◆ OBJECTIVE ◆
State how many lines in the records hold the word "blocks", giving the number and no other text.

◆ RECORDS SUPPLIED ◆
^^^^^^^^^^^^^^^^

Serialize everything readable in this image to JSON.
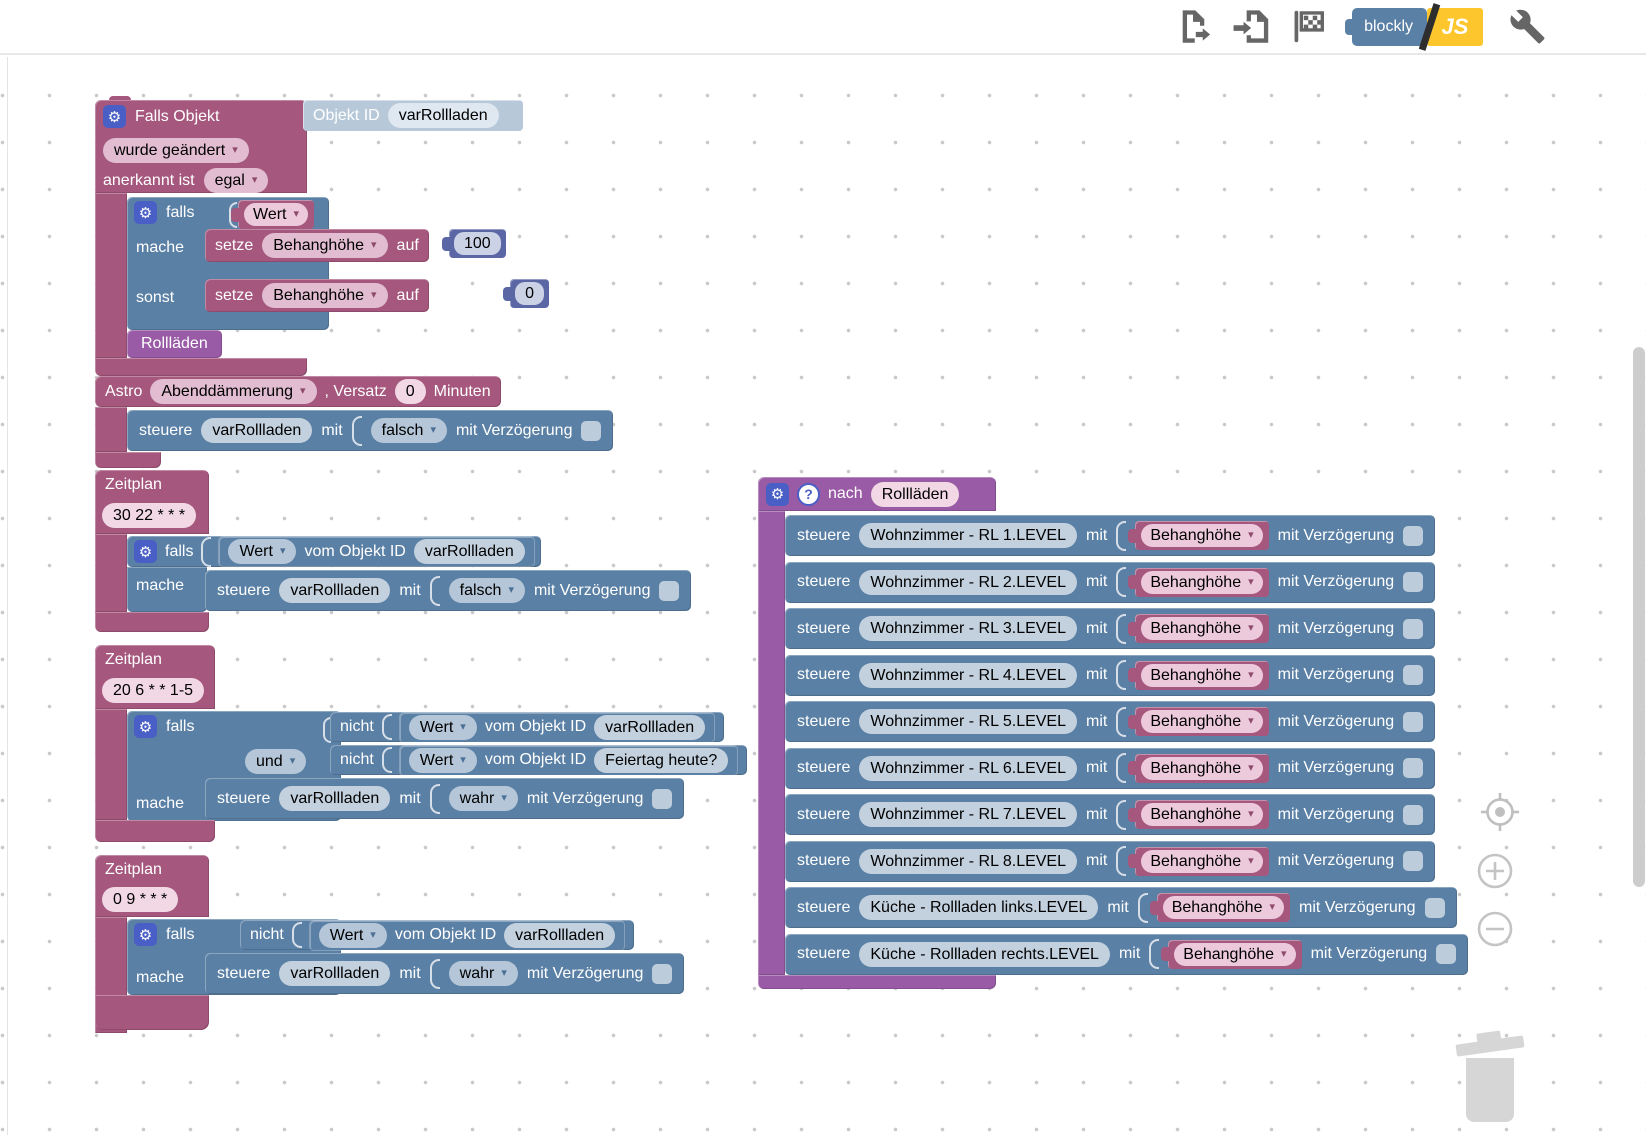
{
  "toolbar": {
    "logo_blockly": "blockly",
    "logo_js": "JS",
    "icons": [
      "export-blocks-icon",
      "import-blocks-icon",
      "check-blocks-flag-icon",
      "blockly-js-toggle",
      "settings-wrench-icon"
    ]
  },
  "icons": {
    "gear": "⚙",
    "help": "?",
    "dropdown_arrow": "▾"
  },
  "labels": {
    "falls": "falls",
    "mache": "mache",
    "sonst": "sonst",
    "setze": "setze",
    "auf": "auf",
    "steuere": "steuere",
    "mit": "mit",
    "mit_verzoegerung": "mit Verzögerung",
    "nicht": "nicht",
    "wert": "Wert",
    "vom_objekt_id": "vom Objekt ID",
    "astro": "Astro",
    "versatz": ", Versatz",
    "minuten": "Minuten",
    "zeitplan": "Zeitplan",
    "nach": "nach"
  },
  "falls_objekt": {
    "title": "Falls Objekt",
    "objekt_id_label": "Objekt ID",
    "objekt_id": "varRollladen",
    "trigger": "wurde geändert",
    "ack_label": "anerkannt ist",
    "ack": "egal",
    "condition": "Wert",
    "set_var": "Behanghöhe",
    "value_then": "100",
    "value_else": "0",
    "call": "Rollläden"
  },
  "astro": {
    "event": "Abenddämmerung",
    "offset": "0",
    "control": {
      "object": "varRollladen",
      "value": "falsch"
    }
  },
  "zeitplan1": {
    "cron": "30 22 * * *",
    "condition": {
      "select": "Wert",
      "object": "varRollladen"
    },
    "control": {
      "object": "varRollladen",
      "value": "falsch"
    }
  },
  "zeitplan2": {
    "cron": "20 6 * * 1-5",
    "operator": "und",
    "condition1": {
      "select": "Wert",
      "object": "varRollladen"
    },
    "condition2": {
      "select": "Wert",
      "object": "Feiertag heute?"
    },
    "control": {
      "object": "varRollladen",
      "value": "wahr"
    }
  },
  "zeitplan3": {
    "cron": "0 9 * * *",
    "condition": {
      "select": "Wert",
      "object": "varRollladen"
    },
    "control": {
      "object": "varRollladen",
      "value": "wahr"
    }
  },
  "func": {
    "name": "Rollläden",
    "rows": [
      {
        "object": "Wohnzimmer - RL 1.LEVEL",
        "value": "Behanghöhe"
      },
      {
        "object": "Wohnzimmer - RL 2.LEVEL",
        "value": "Behanghöhe"
      },
      {
        "object": "Wohnzimmer - RL 3.LEVEL",
        "value": "Behanghöhe"
      },
      {
        "object": "Wohnzimmer - RL 4.LEVEL",
        "value": "Behanghöhe"
      },
      {
        "object": "Wohnzimmer - RL 5.LEVEL",
        "value": "Behanghöhe"
      },
      {
        "object": "Wohnzimmer - RL 6.LEVEL",
        "value": "Behanghöhe"
      },
      {
        "object": "Wohnzimmer - RL 7.LEVEL",
        "value": "Behanghöhe"
      },
      {
        "object": "Wohnzimmer - RL 8.LEVEL",
        "value": "Behanghöhe"
      },
      {
        "object": "Küche - Rollladen links.LEVEL",
        "value": "Behanghöhe"
      },
      {
        "object": "Küche - Rollladen rechts.LEVEL",
        "value": "Behanghöhe"
      }
    ]
  },
  "colors": {
    "block_pink": "#a5577d",
    "block_blue": "#5b80a5",
    "block_purple": "#995ba5",
    "block_number_blue": "#5b67a5",
    "icon_square_blue": "#4a5fc6",
    "logo_blue": "#5b80a5",
    "logo_yellow": "#fcc62c",
    "field_light_blue": "#c3d1df",
    "field_light_pink": "#e2bdd1"
  }
}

^^^^^^^^^^^^^^^^

◆ TASK RESPONSE ◆
3